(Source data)
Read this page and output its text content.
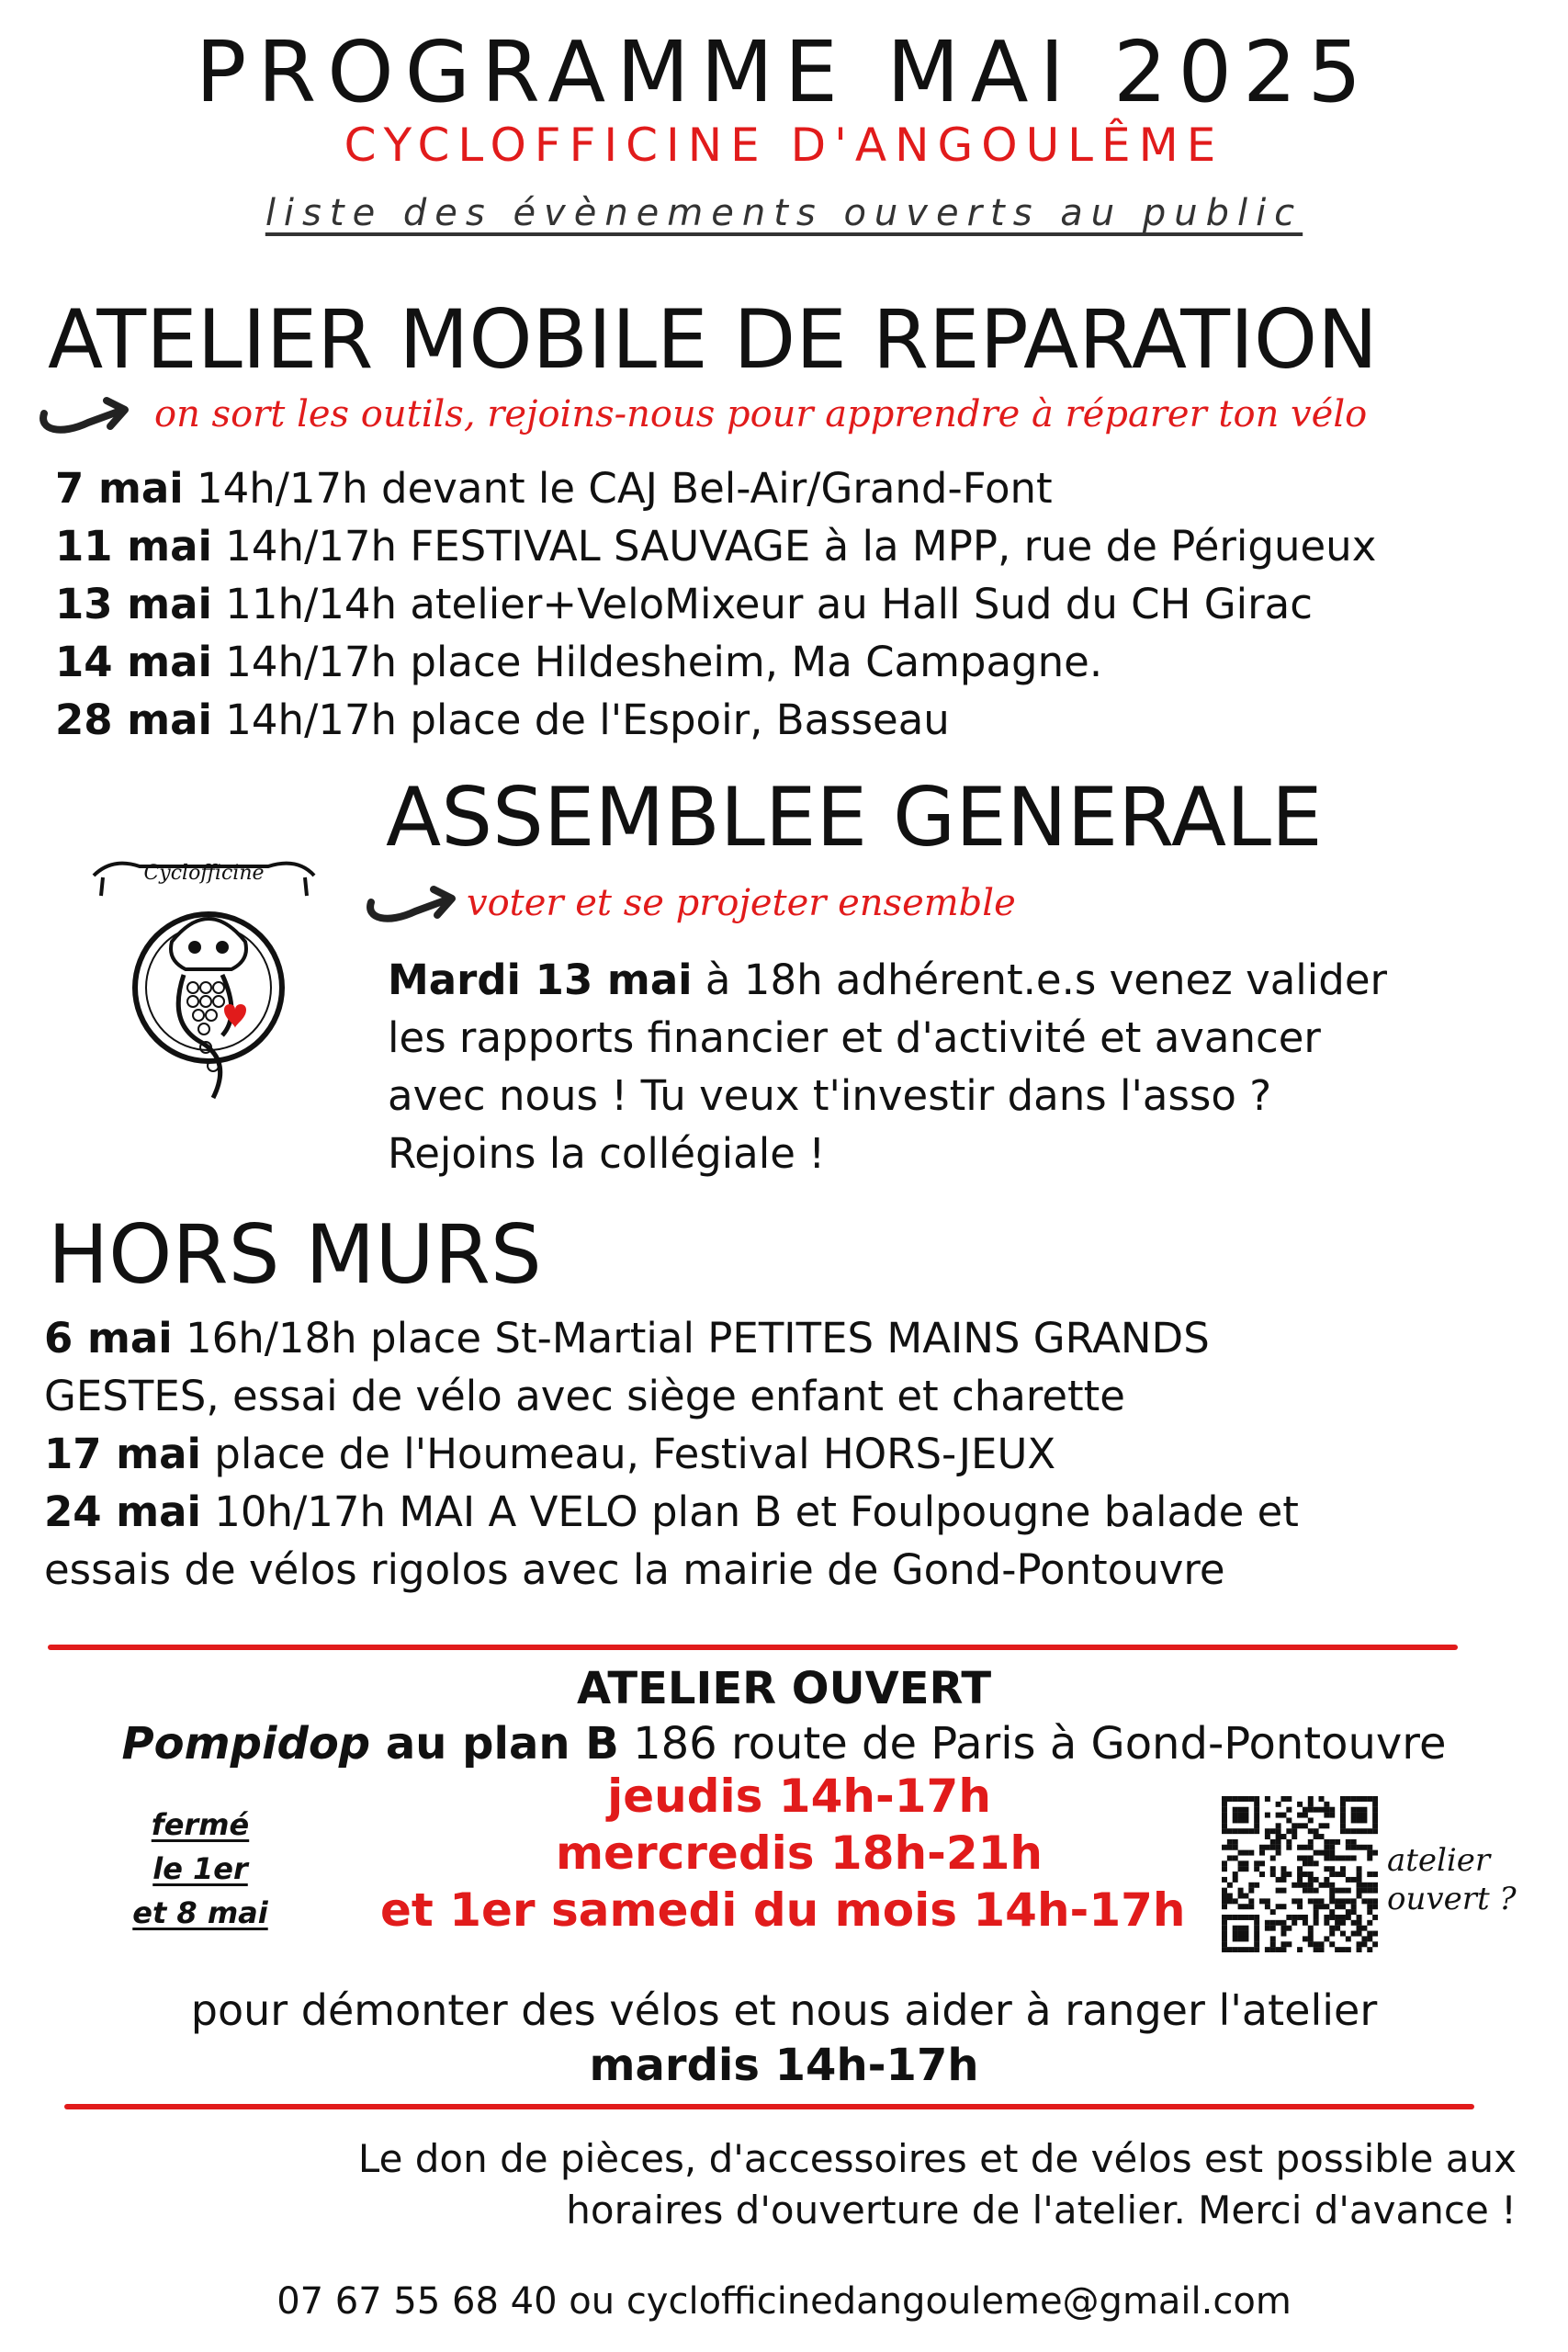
PROGRAMME MAI 2025
CYCLOFFICINE D'ANGOULÊME
liste des évènements ouverts au public
ATELIER MOBILE DE REPARATION
on sort les outils, rejoins-nous pour apprendre à réparer ton vélo
7 mai 14h/17h devant le CAJ Bel-Air/Grand-Font
11 mai 14h/17h FESTIVAL SAUVAGE à la MPP, rue de Périgueux
13 mai 11h/14h atelier+VeloMixeur au Hall Sud du CH Girac
14 mai 14h/17h place Hildesheim, Ma Campagne.
28 mai 14h/17h place de l'Espoir, Basseau
ASSEMBLEE GENERALE
Cyclofficine
voter et se projeter ensemble
Mardi 13 mai à 18h adhérent.e.s venez valider
les rapports financier et d'activité et avancer
avec nous ! Tu veux t'investir dans l'asso ?
Rejoins la collégiale !
HORS MURS
6 mai 16h/18h place St-Martial PETITES MAINS GRANDS
GESTES, essai de vélo avec siège enfant et charette
17 mai place de l'Houmeau, Festival HORS-JEUX
24 mai 10h/17h MAI A VELO plan B et Foulpougne balade et
essais de vélos rigolos avec la mairie de Gond-Pontouvre
ATELIER OUVERT
Pompidop au plan B 186 route de Paris à Gond-Pontouvre
fermé
le 1er
et 8 mai
jeudis 14h-17h
mercredis 18h-21h
et 1er samedi du mois 14h-17h
atelier
ouvert ?
pour démonter des vélos et nous aider à ranger l'atelier
mardis 14h-17h
Le don de pièces, d'accessoires et de vélos est possible aux
horaires d'ouverture de l'atelier. Merci d'avance !
07 67 55 68 40 ou cyclofficinedangouleme@gmail.com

WORK TO COMPLETE => The entries above are to be returned exactly, without their pictures.

THE ANSWER =>
Read this page and output its text content.
PROGRAMME MAI 2025
CYCLOFFICINE D'ANGOULÊME
liste des évènements ouverts au public
ATELIER MOBILE DE REPARATION
on sort les outils, rejoins-nous pour apprendre à réparer ton vélo
7 mai 14h/17h devant le CAJ Bel-Air/Grand-Font
11 mai 14h/17h FESTIVAL SAUVAGE à la MPP, rue de Périgueux
13 mai 11h/14h atelier+VeloMixeur au Hall Sud du CH Girac
14 mai 14h/17h place Hildesheim, Ma Campagne.
28 mai 14h/17h place de l'Espoir, Basseau
ASSEMBLEE GENERALE
Cyclofficine
voter et se projeter ensemble
Mardi 13 mai à 18h adhérent.e.s venez valider
les rapports financier et d'activité et avancer
avec nous ! Tu veux t'investir dans l'asso ?
Rejoins la collégiale !
HORS MURS
6 mai 16h/18h place St-Martial PETITES MAINS GRANDS
GESTES, essai de vélo avec siège enfant et charette
17 mai place de l'Houmeau, Festival HORS-JEUX
24 mai 10h/17h MAI A VELO plan B et Foulpougne balade et
essais de vélos rigolos avec la mairie de Gond-Pontouvre
ATELIER OUVERT
Pompidop au plan B 186 route de Paris à Gond-Pontouvre
fermé
le 1er
et 8 mai
jeudis 14h-17h
mercredis 18h-21h
et 1er samedi du mois 14h-17h
atelier
ouvert ?
pour démonter des vélos et nous aider à ranger l'atelier
mardis 14h-17h
Le don de pièces, d'accessoires et de vélos est possible aux
horaires d'ouverture de l'atelier. Merci d'avance !
07 67 55 68 40 ou cyclofficinedangouleme@gmail.com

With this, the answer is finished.